### Prompt:
Below are records. Copy every line with "page" in it.
── Recorded information
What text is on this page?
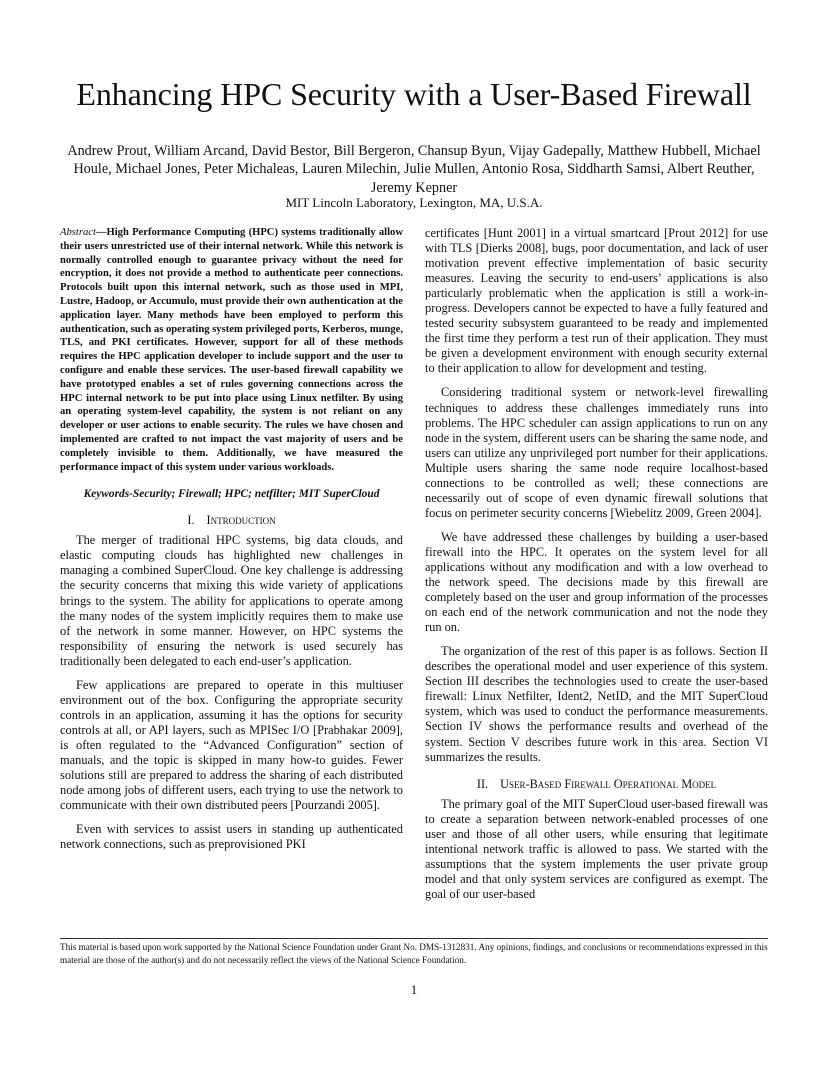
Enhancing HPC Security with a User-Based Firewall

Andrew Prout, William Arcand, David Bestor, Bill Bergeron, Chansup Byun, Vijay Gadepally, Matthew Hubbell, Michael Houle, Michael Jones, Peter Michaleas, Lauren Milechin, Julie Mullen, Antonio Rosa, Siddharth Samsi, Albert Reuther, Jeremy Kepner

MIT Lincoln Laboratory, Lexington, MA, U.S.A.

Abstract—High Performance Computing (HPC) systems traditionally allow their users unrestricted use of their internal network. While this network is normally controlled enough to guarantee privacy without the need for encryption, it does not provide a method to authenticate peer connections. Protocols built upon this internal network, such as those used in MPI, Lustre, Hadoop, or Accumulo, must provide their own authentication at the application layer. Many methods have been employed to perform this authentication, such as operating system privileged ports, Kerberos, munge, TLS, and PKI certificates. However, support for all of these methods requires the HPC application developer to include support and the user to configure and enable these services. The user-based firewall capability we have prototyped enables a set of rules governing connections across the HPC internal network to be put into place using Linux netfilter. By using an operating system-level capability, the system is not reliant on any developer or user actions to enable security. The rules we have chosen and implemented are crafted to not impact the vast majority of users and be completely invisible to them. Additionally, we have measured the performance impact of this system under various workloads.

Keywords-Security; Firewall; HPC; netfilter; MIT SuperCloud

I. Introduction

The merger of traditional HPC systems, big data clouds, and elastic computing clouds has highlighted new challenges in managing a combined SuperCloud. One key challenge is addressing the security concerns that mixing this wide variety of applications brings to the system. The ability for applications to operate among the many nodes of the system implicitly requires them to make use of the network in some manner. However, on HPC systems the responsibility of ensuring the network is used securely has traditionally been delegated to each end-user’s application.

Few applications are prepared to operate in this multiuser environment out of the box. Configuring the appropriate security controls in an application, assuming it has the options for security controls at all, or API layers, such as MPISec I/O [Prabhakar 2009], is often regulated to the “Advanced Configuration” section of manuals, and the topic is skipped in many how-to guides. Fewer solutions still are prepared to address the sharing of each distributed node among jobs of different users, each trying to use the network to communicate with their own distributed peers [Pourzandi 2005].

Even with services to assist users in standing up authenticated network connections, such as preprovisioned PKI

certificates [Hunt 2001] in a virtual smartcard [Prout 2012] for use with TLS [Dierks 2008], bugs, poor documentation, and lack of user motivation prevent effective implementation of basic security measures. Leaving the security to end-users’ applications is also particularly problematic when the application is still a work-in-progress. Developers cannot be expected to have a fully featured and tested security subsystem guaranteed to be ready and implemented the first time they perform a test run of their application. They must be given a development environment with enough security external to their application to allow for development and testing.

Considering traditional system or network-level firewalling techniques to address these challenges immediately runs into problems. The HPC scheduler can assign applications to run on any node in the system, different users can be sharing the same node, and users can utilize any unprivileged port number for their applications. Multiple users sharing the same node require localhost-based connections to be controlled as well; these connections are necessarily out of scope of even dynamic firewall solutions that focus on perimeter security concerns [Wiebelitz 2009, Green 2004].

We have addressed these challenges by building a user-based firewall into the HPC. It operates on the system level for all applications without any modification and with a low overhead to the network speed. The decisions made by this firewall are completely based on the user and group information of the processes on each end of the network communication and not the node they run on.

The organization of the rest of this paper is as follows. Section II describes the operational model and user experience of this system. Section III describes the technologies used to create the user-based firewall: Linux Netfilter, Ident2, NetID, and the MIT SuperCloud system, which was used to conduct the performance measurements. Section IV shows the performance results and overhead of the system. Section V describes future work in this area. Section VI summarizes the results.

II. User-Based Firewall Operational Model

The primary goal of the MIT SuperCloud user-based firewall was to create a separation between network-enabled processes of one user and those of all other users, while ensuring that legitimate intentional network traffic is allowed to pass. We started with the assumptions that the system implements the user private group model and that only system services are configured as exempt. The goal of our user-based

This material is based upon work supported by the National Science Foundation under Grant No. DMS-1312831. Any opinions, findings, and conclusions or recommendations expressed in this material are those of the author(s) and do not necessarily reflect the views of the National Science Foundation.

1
────
── Recorded information
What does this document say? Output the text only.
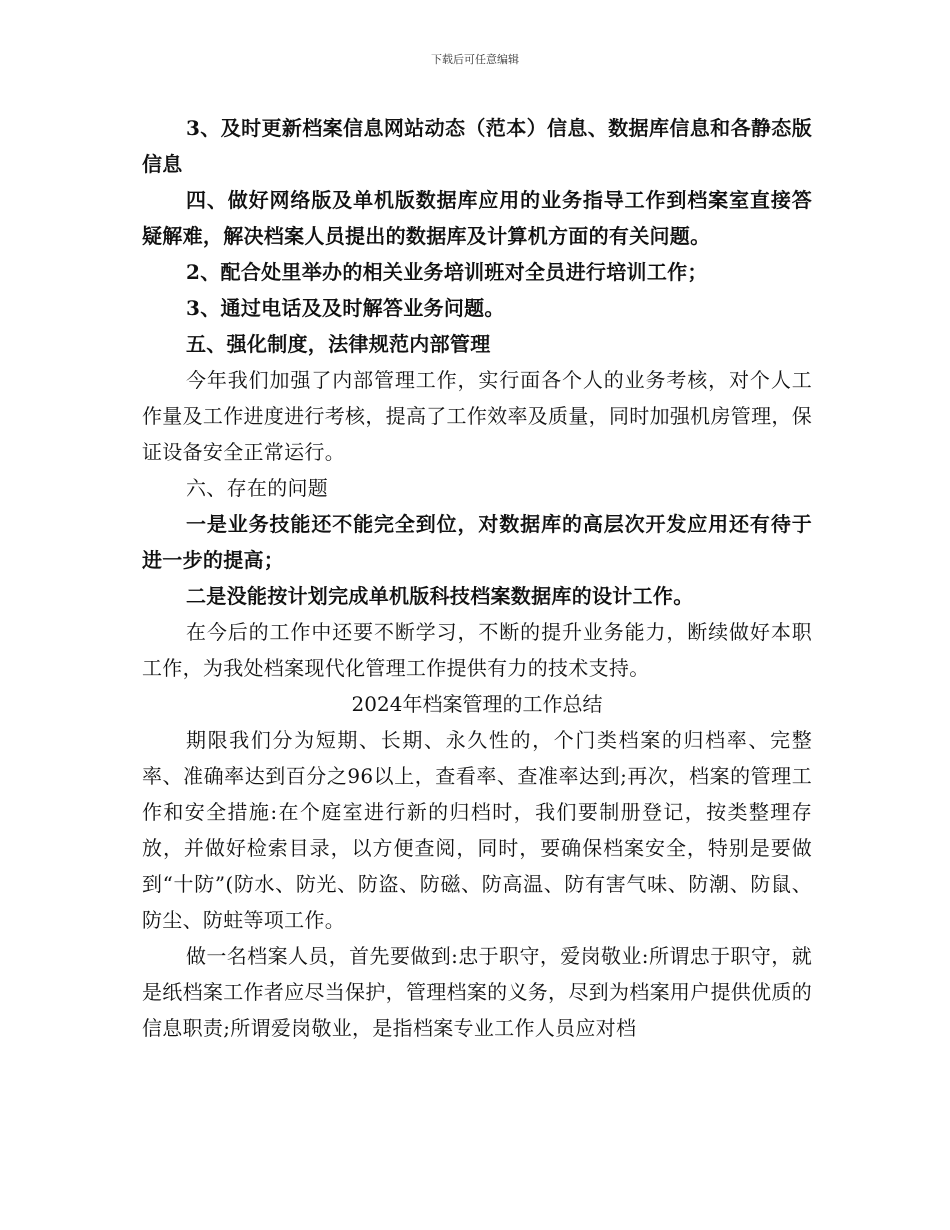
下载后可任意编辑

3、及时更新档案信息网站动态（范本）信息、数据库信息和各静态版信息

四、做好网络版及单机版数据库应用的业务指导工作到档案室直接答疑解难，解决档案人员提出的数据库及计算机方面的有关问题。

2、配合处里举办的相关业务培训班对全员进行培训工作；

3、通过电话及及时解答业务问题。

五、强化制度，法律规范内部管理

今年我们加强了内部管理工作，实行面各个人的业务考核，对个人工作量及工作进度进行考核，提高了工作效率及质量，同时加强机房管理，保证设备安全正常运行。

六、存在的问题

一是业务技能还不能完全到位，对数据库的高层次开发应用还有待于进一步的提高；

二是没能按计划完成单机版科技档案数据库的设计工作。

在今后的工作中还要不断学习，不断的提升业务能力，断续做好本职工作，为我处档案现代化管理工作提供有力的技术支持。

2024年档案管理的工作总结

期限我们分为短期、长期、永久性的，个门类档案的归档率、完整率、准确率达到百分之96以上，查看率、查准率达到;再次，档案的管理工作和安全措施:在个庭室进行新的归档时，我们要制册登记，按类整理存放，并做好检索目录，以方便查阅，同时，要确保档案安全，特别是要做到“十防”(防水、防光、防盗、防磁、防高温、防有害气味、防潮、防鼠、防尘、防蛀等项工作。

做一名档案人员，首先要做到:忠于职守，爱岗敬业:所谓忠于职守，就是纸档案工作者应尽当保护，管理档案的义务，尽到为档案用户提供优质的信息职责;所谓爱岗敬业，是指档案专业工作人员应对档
────
── Recorded information
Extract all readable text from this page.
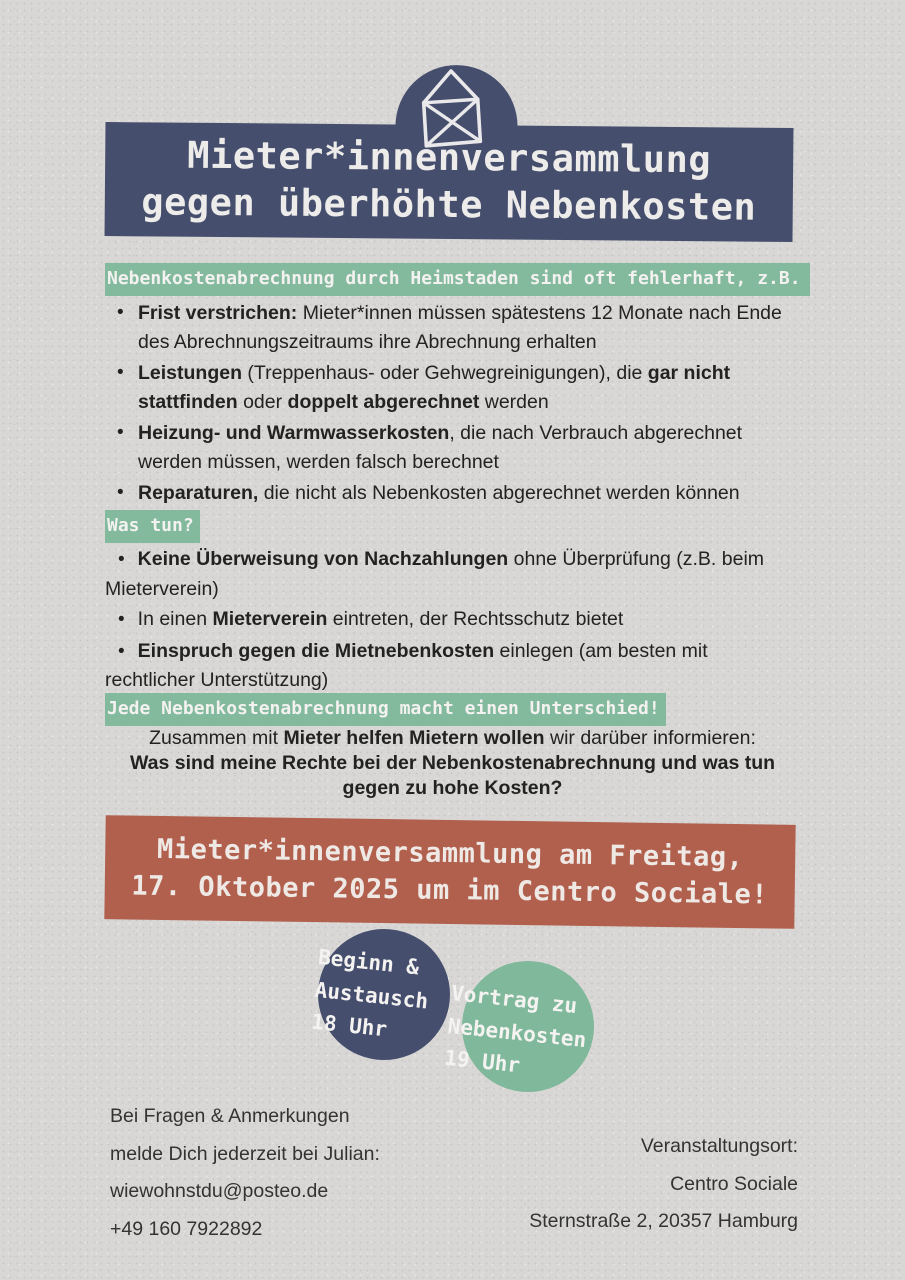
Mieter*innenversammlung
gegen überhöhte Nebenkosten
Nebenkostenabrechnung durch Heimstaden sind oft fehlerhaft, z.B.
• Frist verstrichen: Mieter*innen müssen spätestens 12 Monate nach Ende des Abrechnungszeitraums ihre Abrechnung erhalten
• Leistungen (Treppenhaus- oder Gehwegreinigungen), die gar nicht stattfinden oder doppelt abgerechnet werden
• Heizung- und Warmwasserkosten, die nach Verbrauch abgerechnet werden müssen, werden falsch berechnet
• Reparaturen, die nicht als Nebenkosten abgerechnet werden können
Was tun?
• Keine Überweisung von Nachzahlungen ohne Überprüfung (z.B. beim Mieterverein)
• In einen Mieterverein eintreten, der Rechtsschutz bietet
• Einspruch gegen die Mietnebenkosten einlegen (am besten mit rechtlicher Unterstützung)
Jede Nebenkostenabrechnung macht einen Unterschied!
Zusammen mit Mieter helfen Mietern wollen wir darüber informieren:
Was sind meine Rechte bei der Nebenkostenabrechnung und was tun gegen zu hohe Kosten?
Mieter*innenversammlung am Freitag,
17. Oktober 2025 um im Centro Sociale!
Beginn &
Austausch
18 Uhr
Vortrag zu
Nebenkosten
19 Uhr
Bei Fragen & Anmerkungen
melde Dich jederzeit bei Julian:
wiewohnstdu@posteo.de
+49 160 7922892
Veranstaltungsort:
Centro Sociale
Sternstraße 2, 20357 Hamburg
────
### Complete output:
What text is on this page?
Extract all readable text from this page.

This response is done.